Instructions to follow -> Reproduce each line of the material precisely.

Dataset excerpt
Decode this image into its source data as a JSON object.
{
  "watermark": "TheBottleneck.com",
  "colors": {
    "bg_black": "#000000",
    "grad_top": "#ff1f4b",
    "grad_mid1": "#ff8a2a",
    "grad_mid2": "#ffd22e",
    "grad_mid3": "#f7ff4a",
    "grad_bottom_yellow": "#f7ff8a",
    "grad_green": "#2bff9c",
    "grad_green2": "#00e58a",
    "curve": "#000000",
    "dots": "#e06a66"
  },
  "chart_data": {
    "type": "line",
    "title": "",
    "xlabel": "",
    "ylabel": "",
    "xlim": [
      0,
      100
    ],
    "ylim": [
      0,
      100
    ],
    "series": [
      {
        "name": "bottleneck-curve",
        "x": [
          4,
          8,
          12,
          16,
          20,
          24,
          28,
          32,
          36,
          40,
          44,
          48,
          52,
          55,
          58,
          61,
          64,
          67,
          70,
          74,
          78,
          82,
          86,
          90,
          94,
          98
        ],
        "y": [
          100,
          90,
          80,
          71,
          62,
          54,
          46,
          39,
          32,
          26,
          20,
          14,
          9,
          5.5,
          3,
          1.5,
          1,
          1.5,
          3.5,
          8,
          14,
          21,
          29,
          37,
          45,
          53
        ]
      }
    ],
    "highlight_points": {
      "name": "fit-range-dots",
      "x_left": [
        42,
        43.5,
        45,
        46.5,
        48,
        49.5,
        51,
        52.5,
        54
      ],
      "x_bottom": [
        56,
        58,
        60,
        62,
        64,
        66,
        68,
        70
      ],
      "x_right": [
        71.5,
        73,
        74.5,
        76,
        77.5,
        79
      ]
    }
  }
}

Worked solution ->
Decode this image into its source data as a JSON object.
{
  "watermark": "TheBottleneck.com",
  "colors": {
    "bg_black": "#000000",
    "grad_top": "#ff1f4b",
    "grad_mid1": "#ff8a2a",
    "grad_mid2": "#ffd22e",
    "grad_mid3": "#f7ff4a",
    "grad_bottom_yellow": "#f7ff8a",
    "grad_green": "#2bff9c",
    "grad_green2": "#00e58a",
    "curve": "#000000",
    "dots": "#e06a66"
  },
  "chart_data": {
    "type": "line",
    "title": "",
    "xlabel": "",
    "ylabel": "",
    "xlim": [
      0,
      100
    ],
    "ylim": [
      0,
      100
    ],
    "series": [
      {
        "name": "bottleneck-curve",
        "x": [
          4,
          8,
          12,
          16,
          20,
          24,
          28,
          32,
          36,
          40,
          44,
          48,
          52,
          55,
          58,
          61,
          64,
          67,
          70,
          74,
          78,
          82,
          86,
          90,
          94,
          98
        ],
        "y": [
          100,
          90,
          80,
          71,
          62,
          54,
          46,
          39,
          32,
          26,
          20,
          14,
          9,
          5.5,
          3,
          1.5,
          1,
          1.5,
          3.5,
          8,
          14,
          21,
          29,
          37,
          45,
          53
        ]
      }
    ],
    "highlight_points": {
      "name": "fit-range-dots",
      "x_left": [
        42,
        43.5,
        45,
        46.5,
        48,
        49.5,
        51,
        52.5,
        54
      ],
      "x_bottom": [
        56,
        58,
        60,
        62,
        64,
        66,
        68,
        70
      ],
      "x_right": [
        71.5,
        73,
        74.5,
        76,
        77.5,
        79
      ]
    }
  }
}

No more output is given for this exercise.